** Start of Extracted material **

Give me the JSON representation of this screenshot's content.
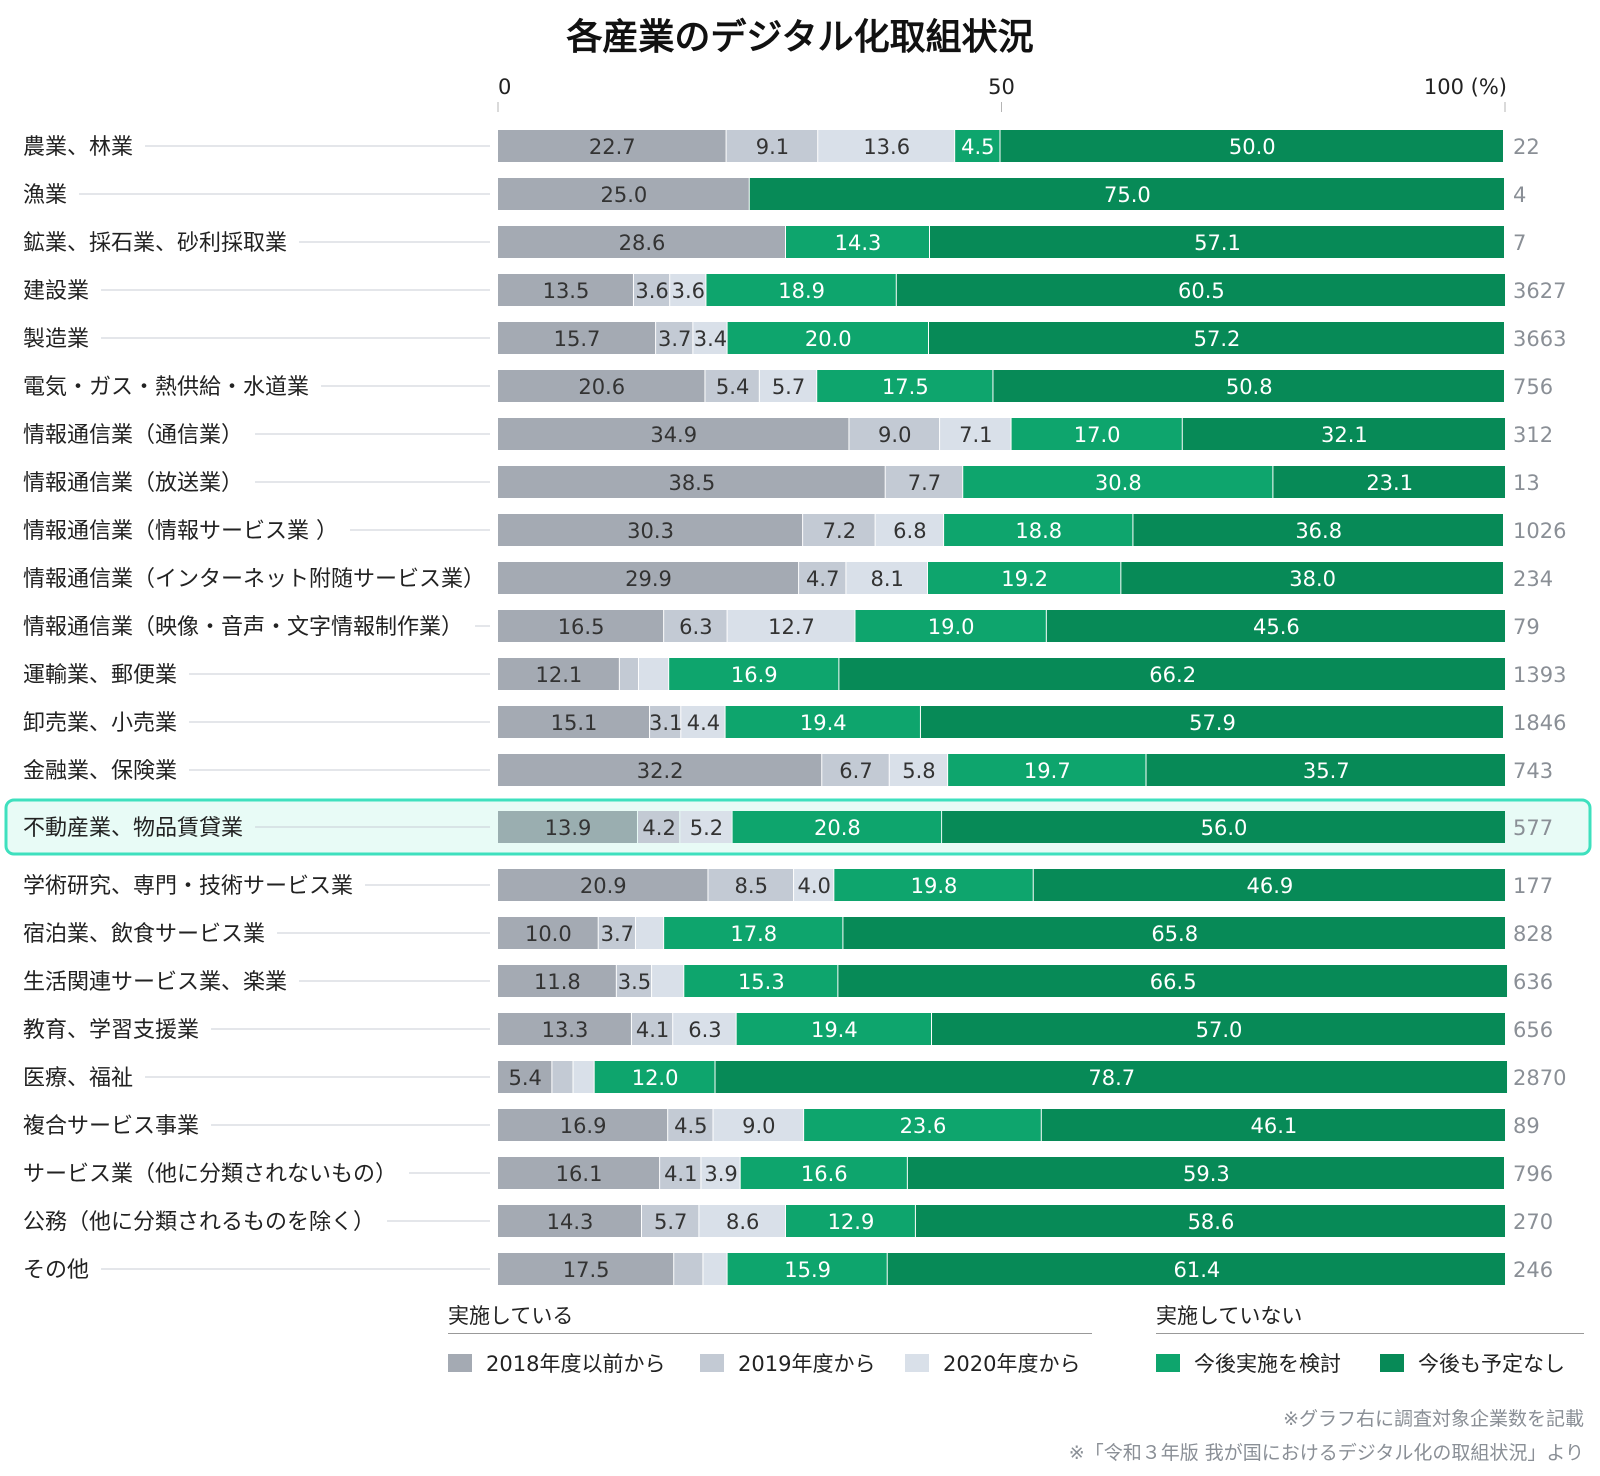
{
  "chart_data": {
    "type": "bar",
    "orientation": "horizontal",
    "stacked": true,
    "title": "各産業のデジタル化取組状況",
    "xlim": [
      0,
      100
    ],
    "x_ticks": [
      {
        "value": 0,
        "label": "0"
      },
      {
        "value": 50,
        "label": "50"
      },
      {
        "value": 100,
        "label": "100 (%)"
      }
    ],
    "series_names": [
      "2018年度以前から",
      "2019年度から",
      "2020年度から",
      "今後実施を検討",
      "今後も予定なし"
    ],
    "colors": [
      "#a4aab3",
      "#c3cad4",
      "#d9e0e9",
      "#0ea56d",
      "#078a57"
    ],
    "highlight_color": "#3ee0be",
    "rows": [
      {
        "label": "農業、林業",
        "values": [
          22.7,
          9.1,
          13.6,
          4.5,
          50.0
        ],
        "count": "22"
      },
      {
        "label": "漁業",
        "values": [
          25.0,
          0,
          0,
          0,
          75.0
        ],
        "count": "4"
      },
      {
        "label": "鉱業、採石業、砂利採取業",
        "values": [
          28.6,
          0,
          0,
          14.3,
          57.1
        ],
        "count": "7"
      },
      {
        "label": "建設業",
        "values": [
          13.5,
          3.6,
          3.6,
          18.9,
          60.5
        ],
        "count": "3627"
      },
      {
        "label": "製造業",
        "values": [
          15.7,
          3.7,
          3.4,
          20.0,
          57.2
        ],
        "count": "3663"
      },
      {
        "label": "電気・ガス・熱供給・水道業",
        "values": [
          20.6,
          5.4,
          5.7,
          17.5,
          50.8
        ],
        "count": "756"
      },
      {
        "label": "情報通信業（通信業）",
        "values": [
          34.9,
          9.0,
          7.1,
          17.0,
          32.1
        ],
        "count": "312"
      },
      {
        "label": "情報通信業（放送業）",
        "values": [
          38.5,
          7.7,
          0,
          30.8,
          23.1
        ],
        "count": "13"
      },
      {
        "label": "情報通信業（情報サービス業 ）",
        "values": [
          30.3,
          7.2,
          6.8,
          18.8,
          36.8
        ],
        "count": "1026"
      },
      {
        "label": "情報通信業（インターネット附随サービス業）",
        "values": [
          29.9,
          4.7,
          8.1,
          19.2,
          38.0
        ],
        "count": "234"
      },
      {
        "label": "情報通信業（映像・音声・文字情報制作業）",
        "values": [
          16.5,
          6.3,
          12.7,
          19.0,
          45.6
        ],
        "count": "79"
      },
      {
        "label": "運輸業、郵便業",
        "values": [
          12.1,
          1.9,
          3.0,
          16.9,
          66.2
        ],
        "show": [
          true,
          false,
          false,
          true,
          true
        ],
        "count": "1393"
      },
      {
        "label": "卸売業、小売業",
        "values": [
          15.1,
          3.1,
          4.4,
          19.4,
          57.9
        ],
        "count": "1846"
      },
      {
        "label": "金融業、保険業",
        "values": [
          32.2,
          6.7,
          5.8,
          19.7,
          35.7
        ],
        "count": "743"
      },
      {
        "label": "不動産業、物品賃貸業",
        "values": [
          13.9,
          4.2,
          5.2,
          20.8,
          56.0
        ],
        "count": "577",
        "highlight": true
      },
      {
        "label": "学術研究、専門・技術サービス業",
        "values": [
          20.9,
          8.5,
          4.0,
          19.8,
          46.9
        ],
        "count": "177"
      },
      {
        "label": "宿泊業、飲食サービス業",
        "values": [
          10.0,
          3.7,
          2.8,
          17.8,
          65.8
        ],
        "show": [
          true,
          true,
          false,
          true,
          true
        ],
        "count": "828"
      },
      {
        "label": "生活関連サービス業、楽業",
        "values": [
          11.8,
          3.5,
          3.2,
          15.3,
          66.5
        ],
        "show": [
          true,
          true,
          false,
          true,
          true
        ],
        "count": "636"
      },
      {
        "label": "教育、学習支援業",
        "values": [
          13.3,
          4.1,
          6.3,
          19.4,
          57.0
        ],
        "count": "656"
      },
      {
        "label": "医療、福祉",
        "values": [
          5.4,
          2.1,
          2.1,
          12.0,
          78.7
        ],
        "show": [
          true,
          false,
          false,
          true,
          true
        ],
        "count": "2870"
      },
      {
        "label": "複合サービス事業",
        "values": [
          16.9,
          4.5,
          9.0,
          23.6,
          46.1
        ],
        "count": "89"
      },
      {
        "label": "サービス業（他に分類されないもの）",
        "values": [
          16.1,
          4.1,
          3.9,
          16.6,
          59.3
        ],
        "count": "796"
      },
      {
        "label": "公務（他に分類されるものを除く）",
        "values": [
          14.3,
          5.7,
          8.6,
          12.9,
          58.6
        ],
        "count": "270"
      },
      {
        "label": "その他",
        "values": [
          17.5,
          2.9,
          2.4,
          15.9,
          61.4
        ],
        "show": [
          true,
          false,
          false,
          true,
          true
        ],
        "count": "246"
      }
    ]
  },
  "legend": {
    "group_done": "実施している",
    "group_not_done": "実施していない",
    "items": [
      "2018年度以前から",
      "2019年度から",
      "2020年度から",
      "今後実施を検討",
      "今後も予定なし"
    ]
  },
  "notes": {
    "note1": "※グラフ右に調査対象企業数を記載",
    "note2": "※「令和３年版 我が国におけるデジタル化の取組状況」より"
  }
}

** End of Extracted material **
** Start of Extracted material **

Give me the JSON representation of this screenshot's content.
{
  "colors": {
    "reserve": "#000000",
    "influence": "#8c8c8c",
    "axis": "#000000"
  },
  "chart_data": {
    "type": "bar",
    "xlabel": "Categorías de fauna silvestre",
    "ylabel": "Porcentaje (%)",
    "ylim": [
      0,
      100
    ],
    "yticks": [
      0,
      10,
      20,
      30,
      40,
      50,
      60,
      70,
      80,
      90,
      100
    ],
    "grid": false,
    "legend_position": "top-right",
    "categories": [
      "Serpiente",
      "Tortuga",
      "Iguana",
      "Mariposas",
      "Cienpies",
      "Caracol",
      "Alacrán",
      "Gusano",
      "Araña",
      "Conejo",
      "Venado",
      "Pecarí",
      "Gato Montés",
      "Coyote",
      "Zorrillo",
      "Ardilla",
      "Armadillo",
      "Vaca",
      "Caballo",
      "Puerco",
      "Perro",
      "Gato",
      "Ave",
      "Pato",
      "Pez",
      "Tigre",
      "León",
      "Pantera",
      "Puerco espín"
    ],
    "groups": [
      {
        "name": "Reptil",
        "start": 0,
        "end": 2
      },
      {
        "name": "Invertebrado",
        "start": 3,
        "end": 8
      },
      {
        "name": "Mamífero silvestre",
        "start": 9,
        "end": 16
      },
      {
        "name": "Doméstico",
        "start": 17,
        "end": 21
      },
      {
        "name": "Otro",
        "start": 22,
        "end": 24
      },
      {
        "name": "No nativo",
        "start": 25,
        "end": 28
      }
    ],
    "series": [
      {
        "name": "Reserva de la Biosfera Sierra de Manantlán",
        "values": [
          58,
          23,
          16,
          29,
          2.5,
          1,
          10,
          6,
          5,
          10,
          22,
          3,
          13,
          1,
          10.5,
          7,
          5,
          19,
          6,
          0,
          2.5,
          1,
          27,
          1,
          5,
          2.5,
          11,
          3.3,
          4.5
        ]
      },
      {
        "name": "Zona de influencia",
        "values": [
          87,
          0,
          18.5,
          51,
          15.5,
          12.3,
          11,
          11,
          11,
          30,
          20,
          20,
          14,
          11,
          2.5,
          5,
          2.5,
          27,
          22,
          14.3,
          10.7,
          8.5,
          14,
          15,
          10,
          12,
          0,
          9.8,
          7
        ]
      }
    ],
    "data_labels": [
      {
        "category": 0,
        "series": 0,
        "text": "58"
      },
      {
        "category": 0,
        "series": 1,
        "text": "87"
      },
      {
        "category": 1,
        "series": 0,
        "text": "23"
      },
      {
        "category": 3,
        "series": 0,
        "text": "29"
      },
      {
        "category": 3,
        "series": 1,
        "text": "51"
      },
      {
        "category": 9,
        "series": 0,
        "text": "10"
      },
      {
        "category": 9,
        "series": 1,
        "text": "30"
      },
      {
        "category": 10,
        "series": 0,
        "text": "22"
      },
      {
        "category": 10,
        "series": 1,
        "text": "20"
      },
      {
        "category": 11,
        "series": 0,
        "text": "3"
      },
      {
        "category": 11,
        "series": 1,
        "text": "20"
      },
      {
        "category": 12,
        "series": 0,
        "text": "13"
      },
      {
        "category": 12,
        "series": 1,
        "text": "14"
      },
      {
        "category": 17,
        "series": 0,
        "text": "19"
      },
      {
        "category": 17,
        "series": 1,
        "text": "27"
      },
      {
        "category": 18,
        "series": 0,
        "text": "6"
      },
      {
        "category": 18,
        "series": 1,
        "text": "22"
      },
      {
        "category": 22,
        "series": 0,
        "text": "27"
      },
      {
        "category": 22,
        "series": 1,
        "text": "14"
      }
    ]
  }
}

** End of Extracted material **

**Written exercise**
Scan the entries above. Copy each line that has the string "silvestre".

**Task output**
    "xlabel": "Categorías de fauna silvestre",
        "name": "Mamífero silvestre",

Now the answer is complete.